- _What you will do_
Write out, precisely and in full, each line of the material.

- _Records for processing_
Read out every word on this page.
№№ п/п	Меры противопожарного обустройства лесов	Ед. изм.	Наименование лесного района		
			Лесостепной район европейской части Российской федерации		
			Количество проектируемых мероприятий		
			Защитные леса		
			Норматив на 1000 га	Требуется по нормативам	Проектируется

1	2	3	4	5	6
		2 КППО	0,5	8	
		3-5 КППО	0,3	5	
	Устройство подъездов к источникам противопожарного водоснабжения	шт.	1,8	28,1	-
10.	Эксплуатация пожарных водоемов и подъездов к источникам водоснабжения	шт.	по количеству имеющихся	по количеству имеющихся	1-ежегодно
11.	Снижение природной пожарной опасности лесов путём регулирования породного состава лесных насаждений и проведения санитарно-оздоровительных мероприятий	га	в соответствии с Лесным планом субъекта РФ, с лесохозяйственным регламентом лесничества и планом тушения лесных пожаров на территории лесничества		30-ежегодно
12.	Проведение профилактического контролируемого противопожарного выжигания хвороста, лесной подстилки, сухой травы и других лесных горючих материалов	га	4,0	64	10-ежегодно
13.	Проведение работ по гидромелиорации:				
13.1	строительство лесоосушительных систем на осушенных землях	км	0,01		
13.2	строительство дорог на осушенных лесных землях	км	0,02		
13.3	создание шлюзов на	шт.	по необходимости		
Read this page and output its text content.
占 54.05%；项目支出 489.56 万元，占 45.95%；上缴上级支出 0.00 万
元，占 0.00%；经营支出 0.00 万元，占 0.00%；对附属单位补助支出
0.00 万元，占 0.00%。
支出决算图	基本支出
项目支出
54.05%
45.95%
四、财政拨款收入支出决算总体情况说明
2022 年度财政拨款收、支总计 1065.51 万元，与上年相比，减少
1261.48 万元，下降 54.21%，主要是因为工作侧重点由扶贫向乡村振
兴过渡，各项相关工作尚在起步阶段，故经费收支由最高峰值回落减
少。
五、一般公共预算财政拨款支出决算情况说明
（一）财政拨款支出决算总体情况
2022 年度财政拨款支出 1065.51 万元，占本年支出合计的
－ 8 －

- _Problem solution_
Read out every word on this page.
№№ п/п	Меры противопожарного обустройства лесов	Ед. изм.	Наименование лесного района		
			Лесостепной район европейской части Российской федерации		
			Количество проектируемых мероприятий		
			Защитные леса		
			Норматив на 1000 га	Требуется по нормативам	Проектируется

1	2	3	4	5	6
		2 КППО	0,5	8	
		3-5 КППО	0,3	5	
	Устройство подъездов к источникам противопожарного водоснабжения	шт.	1,8	28,1	-
10.	Эксплуатация пожарных водоемов и подъездов к источникам водоснабжения	шт.	по количеству имеющихся	по количеству имеющихся	1-ежегодно
11.	Снижение природной пожарной опасности лесов путём регулирования породного состава лесных насаждений и проведения санитарно-оздоровительных мероприятий	га	в соответствии с Лесным планом субъекта РФ, с лесохозяйственным регламентом лесничества и планом тушения лесных пожаров на территории лесничества		30-ежегодно
12.	Проведение профилактического контролируемого противопожарного выжигания хвороста, лесной подстилки, сухой травы и других лесных горючих материалов	га	4,0	64	10-ежегодно
13.	Проведение работ по гидромелиорации:				
13.1	строительство лесоосушительных систем на осушенных землях	км	0,01		
13.2	строительство дорог на осушенных лесных землях	км	0,02		
13.3	создание шлюзов на	шт.	по необходимости		
Read this page and output its text content.
占 54.05%；项目支出 489.56 万元，占 45.95%；上缴上级支出 0.00 万
元，占 0.00%；经营支出 0.00 万元，占 0.00%；对附属单位补助支出
0.00 万元，占 0.00%。
支出决算图	基本支出
项目支出
54.05%
45.95%
四、财政拨款收入支出决算总体情况说明
2022 年度财政拨款收、支总计 1065.51 万元，与上年相比，减少
1261.48 万元，下降 54.21%，主要是因为工作侧重点由扶贫向乡村振
兴过渡，各项相关工作尚在起步阶段，故经费收支由最高峰值回落减
少。
五、一般公共预算财政拨款支出决算情况说明
（一）财政拨款支出决算总体情况
2022 年度财政拨款支出 1065.51 万元，占本年支出合计的
－ 8 －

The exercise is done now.